*JOB*.
Search the records below for the word "screenshot". Pull out each line that has it.

═════ WORKING DATA ═════

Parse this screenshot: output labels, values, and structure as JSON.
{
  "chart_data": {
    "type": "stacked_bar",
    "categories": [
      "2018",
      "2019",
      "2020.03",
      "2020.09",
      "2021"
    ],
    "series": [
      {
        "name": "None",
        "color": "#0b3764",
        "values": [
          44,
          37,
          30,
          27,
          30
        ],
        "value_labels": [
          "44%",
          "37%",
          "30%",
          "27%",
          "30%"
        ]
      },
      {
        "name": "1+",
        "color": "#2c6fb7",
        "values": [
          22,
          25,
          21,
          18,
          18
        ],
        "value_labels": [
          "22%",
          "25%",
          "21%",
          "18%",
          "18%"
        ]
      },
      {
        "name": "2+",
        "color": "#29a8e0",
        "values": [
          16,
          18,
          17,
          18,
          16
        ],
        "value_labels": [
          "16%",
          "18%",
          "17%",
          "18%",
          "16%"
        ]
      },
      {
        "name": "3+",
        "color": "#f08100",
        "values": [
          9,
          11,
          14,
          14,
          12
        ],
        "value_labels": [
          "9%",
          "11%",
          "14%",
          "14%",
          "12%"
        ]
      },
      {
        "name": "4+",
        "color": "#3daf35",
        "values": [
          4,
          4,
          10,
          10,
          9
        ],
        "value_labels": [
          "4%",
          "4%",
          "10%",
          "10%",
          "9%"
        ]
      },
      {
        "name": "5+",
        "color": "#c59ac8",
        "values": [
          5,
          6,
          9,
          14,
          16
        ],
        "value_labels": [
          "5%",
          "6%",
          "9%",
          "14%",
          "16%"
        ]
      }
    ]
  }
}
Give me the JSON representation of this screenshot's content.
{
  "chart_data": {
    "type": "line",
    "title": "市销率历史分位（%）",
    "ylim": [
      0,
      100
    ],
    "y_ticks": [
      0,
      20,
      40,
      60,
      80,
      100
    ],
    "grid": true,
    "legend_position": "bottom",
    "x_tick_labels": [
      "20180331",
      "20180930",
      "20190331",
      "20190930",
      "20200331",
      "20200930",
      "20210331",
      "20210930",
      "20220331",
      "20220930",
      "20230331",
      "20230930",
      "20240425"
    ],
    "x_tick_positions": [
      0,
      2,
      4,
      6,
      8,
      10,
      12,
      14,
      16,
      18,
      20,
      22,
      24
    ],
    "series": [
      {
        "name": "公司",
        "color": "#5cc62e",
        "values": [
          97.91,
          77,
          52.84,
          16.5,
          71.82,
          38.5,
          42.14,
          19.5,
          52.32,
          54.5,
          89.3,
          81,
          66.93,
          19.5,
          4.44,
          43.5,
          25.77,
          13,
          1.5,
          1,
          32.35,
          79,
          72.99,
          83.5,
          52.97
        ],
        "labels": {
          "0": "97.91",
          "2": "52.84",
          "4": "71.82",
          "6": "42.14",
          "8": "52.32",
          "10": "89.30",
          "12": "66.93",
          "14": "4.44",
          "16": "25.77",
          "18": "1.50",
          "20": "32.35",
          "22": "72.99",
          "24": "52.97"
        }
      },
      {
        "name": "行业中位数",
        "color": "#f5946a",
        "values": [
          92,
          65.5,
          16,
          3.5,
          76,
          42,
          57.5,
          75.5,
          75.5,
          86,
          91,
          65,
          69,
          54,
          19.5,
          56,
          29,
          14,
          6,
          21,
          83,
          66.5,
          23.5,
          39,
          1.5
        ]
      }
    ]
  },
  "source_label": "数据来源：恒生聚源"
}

═════

*COMPLETED EXERCISE*.
Parse this screenshot: output labels, values, and structure as JSON.
Give me the JSON representation of this screenshot's content.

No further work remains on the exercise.